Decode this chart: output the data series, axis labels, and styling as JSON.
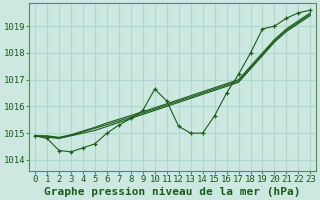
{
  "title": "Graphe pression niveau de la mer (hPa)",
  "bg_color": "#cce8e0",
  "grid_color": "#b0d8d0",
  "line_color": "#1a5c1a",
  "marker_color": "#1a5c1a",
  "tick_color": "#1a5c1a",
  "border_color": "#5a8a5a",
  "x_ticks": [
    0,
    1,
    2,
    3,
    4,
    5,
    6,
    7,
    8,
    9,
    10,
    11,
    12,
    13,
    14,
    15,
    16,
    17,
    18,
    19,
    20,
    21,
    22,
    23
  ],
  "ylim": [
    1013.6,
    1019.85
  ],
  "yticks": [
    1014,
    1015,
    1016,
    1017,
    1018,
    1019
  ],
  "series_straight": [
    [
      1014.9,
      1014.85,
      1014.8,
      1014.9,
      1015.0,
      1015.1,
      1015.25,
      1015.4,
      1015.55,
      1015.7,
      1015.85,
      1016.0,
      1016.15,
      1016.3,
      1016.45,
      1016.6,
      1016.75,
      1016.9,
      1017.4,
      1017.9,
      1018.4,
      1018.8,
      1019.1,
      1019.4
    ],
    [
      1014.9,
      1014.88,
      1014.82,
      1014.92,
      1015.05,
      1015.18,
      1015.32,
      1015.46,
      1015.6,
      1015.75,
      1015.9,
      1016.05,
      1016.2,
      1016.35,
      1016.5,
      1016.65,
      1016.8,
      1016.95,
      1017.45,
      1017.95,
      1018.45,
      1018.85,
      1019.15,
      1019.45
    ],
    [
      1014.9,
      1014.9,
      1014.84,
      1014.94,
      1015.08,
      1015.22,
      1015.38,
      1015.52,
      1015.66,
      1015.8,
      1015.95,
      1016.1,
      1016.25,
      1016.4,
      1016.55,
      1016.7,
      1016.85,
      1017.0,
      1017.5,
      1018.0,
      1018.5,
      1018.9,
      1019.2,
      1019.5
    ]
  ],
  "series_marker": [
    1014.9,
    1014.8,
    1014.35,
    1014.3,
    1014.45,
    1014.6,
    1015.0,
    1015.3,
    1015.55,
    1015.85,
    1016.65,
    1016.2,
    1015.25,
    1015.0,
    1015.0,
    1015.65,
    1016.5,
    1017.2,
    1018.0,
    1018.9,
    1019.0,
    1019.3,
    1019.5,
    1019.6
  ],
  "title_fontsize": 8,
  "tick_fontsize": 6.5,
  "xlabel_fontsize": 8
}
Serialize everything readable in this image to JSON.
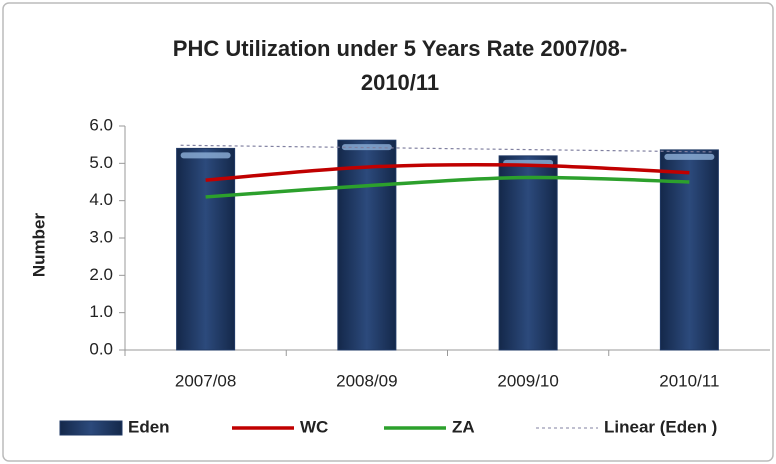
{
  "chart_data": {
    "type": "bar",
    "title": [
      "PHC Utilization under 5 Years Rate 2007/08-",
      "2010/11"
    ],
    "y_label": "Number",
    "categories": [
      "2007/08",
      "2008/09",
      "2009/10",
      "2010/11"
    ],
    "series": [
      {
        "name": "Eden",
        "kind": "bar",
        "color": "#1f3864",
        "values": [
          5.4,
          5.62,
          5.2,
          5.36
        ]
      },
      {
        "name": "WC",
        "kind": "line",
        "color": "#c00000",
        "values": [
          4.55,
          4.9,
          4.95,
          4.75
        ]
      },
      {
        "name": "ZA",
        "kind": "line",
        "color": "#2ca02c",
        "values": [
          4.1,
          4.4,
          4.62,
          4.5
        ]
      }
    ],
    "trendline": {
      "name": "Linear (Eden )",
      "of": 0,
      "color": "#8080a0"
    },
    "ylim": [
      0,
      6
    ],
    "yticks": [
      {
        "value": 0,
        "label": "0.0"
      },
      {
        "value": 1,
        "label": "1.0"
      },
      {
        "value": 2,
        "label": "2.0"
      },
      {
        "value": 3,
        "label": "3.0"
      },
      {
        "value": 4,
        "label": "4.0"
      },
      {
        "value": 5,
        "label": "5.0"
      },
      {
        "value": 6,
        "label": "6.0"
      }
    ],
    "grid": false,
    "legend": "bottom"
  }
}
──────────────────────────────
## [Task brief]
Pictures are to be left out; the records above must be repeated word for word.

## [Finished task]
Decode this chart: output the data series, axis labels, and styling as JSON.
{
  "title": "Graphe pression niveau de la mer (hPa)",
  "bg_color": "#cce8e0",
  "grid_color": "#b0d8d0",
  "line_color": "#1a5c1a",
  "marker_color": "#1a5c1a",
  "tick_color": "#1a5c1a",
  "border_color": "#5a8a5a",
  "x_ticks": [
    0,
    1,
    2,
    3,
    4,
    5,
    6,
    7,
    8,
    9,
    10,
    11,
    12,
    13,
    14,
    15,
    16,
    17,
    18,
    19,
    20,
    21,
    22,
    23
  ],
  "ylim": [
    1013.6,
    1019.85
  ],
  "yticks": [
    1014,
    1015,
    1016,
    1017,
    1018,
    1019
  ],
  "series_straight": [
    [
      1014.9,
      1014.85,
      1014.8,
      1014.9,
      1015.0,
      1015.1,
      1015.25,
      1015.4,
      1015.55,
      1015.7,
      1015.85,
      1016.0,
      1016.15,
      1016.3,
      1016.45,
      1016.6,
      1016.75,
      1016.9,
      1017.4,
      1017.9,
      1018.4,
      1018.8,
      1019.1,
      1019.4
    ],
    [
      1014.9,
      1014.88,
      1014.82,
      1014.92,
      1015.05,
      1015.18,
      1015.32,
      1015.46,
      1015.6,
      1015.75,
      1015.9,
      1016.05,
      1016.2,
      1016.35,
      1016.5,
      1016.65,
      1016.8,
      1016.95,
      1017.45,
      1017.95,
      1018.45,
      1018.85,
      1019.15,
      1019.45
    ],
    [
      1014.9,
      1014.9,
      1014.84,
      1014.94,
      1015.08,
      1015.22,
      1015.38,
      1015.52,
      1015.66,
      1015.8,
      1015.95,
      1016.1,
      1016.25,
      1016.4,
      1016.55,
      1016.7,
      1016.85,
      1017.0,
      1017.5,
      1018.0,
      1018.5,
      1018.9,
      1019.2,
      1019.5
    ]
  ],
  "series_marker": [
    1014.9,
    1014.8,
    1014.35,
    1014.3,
    1014.45,
    1014.6,
    1015.0,
    1015.3,
    1015.55,
    1015.85,
    1016.65,
    1016.2,
    1015.25,
    1015.0,
    1015.0,
    1015.65,
    1016.5,
    1017.2,
    1018.0,
    1018.9,
    1019.0,
    1019.3,
    1019.5,
    1019.6
  ],
  "title_fontsize": 8,
  "tick_fontsize": 6.5,
  "xlabel_fontsize": 8
}
Serialize everything readable in this image to JSON.
{
  "chart_data": {
    "type": "bar",
    "title": [
      "PHC Utilization under 5 Years Rate 2007/08-",
      "2010/11"
    ],
    "y_label": "Number",
    "categories": [
      "2007/08",
      "2008/09",
      "2009/10",
      "2010/11"
    ],
    "series": [
      {
        "name": "Eden",
        "kind": "bar",
        "color": "#1f3864",
        "values": [
          5.4,
          5.62,
          5.2,
          5.36
        ]
      },
      {
        "name": "WC",
        "kind": "line",
        "color": "#c00000",
        "values": [
          4.55,
          4.9,
          4.95,
          4.75
        ]
      },
      {
        "name": "ZA",
        "kind": "line",
        "color": "#2ca02c",
        "values": [
          4.1,
          4.4,
          4.62,
          4.5
        ]
      }
    ],
    "trendline": {
      "name": "Linear (Eden )",
      "of": 0,
      "color": "#8080a0"
    },
    "ylim": [
      0,
      6
    ],
    "yticks": [
      {
        "value": 0,
        "label": "0.0"
      },
      {
        "value": 1,
        "label": "1.0"
      },
      {
        "value": 2,
        "label": "2.0"
      },
      {
        "value": 3,
        "label": "3.0"
      },
      {
        "value": 4,
        "label": "4.0"
      },
      {
        "value": 5,
        "label": "5.0"
      },
      {
        "value": 6,
        "label": "6.0"
      }
    ],
    "grid": false,
    "legend": "bottom"
  }
}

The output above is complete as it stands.